From the entries below, copy every line holding the word "Toronto".

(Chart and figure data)
━━━━━━━━━━━━━━━━

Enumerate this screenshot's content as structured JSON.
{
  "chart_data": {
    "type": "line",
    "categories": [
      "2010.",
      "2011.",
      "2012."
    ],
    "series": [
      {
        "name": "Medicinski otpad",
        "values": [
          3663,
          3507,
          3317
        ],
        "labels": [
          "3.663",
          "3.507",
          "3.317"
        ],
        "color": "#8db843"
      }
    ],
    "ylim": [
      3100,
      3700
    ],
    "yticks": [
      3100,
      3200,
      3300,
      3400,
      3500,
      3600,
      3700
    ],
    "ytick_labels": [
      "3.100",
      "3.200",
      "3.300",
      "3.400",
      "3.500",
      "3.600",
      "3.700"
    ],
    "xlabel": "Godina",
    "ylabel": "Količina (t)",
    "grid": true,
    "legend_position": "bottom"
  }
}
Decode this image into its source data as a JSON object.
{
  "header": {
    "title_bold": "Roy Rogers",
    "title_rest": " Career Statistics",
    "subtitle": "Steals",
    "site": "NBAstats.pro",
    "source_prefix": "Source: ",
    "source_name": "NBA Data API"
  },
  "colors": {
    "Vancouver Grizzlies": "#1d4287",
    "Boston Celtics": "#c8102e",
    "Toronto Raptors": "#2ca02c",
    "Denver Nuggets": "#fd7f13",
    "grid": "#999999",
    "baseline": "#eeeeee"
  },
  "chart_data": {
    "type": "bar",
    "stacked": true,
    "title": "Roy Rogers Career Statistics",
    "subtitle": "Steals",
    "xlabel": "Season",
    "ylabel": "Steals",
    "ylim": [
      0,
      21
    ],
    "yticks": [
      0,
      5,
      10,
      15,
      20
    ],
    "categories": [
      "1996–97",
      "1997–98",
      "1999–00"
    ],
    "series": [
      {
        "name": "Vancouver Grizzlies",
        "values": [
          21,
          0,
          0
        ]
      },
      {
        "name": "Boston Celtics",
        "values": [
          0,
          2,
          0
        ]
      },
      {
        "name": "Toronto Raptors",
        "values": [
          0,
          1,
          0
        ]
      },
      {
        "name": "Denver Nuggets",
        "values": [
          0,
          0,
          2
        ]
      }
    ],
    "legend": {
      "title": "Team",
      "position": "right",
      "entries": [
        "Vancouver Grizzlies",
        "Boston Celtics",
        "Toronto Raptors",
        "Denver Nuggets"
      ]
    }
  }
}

━━━━━━━━━━━━━━━━

:: EXERCISE ANSWER ::
    "Toronto Raptors": "#2ca02c",
        "name": "Toronto Raptors",
        "Toronto Raptors",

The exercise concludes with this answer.